[Collected data entries]

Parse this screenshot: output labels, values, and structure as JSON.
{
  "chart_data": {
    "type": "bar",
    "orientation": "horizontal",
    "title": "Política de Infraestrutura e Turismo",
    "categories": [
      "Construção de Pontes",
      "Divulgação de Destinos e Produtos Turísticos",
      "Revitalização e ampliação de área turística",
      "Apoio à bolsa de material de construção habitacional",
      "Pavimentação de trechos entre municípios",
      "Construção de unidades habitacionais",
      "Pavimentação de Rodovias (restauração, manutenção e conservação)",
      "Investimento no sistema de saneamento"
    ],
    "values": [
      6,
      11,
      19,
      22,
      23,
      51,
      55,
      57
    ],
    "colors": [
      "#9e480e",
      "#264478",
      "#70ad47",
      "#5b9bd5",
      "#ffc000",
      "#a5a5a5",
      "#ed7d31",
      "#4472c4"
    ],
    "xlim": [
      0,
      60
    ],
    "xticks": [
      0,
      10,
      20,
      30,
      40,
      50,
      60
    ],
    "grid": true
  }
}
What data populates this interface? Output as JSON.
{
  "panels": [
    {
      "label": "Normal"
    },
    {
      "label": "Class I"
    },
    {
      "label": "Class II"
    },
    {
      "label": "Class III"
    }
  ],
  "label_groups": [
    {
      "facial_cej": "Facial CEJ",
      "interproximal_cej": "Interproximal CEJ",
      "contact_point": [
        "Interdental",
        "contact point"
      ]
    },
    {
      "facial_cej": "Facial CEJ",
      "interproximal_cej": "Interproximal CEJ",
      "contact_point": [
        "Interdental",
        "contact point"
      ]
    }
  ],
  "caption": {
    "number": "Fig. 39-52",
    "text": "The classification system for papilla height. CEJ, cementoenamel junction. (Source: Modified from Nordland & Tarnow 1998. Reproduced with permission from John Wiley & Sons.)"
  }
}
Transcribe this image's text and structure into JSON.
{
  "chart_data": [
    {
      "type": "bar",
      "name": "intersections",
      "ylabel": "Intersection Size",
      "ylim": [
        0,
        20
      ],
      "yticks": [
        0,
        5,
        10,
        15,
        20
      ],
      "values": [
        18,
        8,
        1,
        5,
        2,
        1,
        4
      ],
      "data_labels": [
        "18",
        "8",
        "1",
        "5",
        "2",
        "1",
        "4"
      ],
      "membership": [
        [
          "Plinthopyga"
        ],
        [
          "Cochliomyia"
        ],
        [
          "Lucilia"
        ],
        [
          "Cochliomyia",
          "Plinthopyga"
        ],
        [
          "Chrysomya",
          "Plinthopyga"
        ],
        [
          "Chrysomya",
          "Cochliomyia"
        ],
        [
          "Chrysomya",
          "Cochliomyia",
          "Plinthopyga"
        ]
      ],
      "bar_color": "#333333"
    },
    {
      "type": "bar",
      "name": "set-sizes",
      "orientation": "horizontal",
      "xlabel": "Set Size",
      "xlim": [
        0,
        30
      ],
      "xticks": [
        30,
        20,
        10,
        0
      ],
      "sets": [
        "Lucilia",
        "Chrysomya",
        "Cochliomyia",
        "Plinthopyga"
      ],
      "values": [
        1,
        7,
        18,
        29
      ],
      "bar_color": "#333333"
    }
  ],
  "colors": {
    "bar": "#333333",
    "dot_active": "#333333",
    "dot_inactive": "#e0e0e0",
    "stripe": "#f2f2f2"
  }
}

◆ Goal ◆
Produce an exact copy of all the records.

◆ Solution to the exercise ◆
Parse this screenshot: output labels, values, and structure as JSON.
{
  "chart_data": {
    "type": "bar",
    "orientation": "horizontal",
    "title": "Política de Infraestrutura e Turismo",
    "categories": [
      "Construção de Pontes",
      "Divulgação de Destinos e Produtos Turísticos",
      "Revitalização e ampliação de área turística",
      "Apoio à bolsa de material de construção habitacional",
      "Pavimentação de trechos entre municípios",
      "Construção de unidades habitacionais",
      "Pavimentação de Rodovias (restauração, manutenção e conservação)",
      "Investimento no sistema de saneamento"
    ],
    "values": [
      6,
      11,
      19,
      22,
      23,
      51,
      55,
      57
    ],
    "colors": [
      "#9e480e",
      "#264478",
      "#70ad47",
      "#5b9bd5",
      "#ffc000",
      "#a5a5a5",
      "#ed7d31",
      "#4472c4"
    ],
    "xlim": [
      0,
      60
    ],
    "xticks": [
      0,
      10,
      20,
      30,
      40,
      50,
      60
    ],
    "grid": true
  }
}
What data populates this interface? Output as JSON.
{
  "panels": [
    {
      "label": "Normal"
    },
    {
      "label": "Class I"
    },
    {
      "label": "Class II"
    },
    {
      "label": "Class III"
    }
  ],
  "label_groups": [
    {
      "facial_cej": "Facial CEJ",
      "interproximal_cej": "Interproximal CEJ",
      "contact_point": [
        "Interdental",
        "contact point"
      ]
    },
    {
      "facial_cej": "Facial CEJ",
      "interproximal_cej": "Interproximal CEJ",
      "contact_point": [
        "Interdental",
        "contact point"
      ]
    }
  ],
  "caption": {
    "number": "Fig. 39-52",
    "text": "The classification system for papilla height. CEJ, cementoenamel junction. (Source: Modified from Nordland & Tarnow 1998. Reproduced with permission from John Wiley & Sons.)"
  }
}
Transcribe this image's text and structure into JSON.
{
  "chart_data": [
    {
      "type": "bar",
      "name": "intersections",
      "ylabel": "Intersection Size",
      "ylim": [
        0,
        20
      ],
      "yticks": [
        0,
        5,
        10,
        15,
        20
      ],
      "values": [
        18,
        8,
        1,
        5,
        2,
        1,
        4
      ],
      "data_labels": [
        "18",
        "8",
        "1",
        "5",
        "2",
        "1",
        "4"
      ],
      "membership": [
        [
          "Plinthopyga"
        ],
        [
          "Cochliomyia"
        ],
        [
          "Lucilia"
        ],
        [
          "Cochliomyia",
          "Plinthopyga"
        ],
        [
          "Chrysomya",
          "Plinthopyga"
        ],
        [
          "Chrysomya",
          "Cochliomyia"
        ],
        [
          "Chrysomya",
          "Cochliomyia",
          "Plinthopyga"
        ]
      ],
      "bar_color": "#333333"
    },
    {
      "type": "bar",
      "name": "set-sizes",
      "orientation": "horizontal",
      "xlabel": "Set Size",
      "xlim": [
        0,
        30
      ],
      "xticks": [
        30,
        20,
        10,
        0
      ],
      "sets": [
        "Lucilia",
        "Chrysomya",
        "Cochliomyia",
        "Plinthopyga"
      ],
      "values": [
        1,
        7,
        18,
        29
      ],
      "bar_color": "#333333"
    }
  ],
  "colors": {
    "bar": "#333333",
    "dot_active": "#333333",
    "dot_inactive": "#e0e0e0",
    "stripe": "#f2f2f2"
  }
}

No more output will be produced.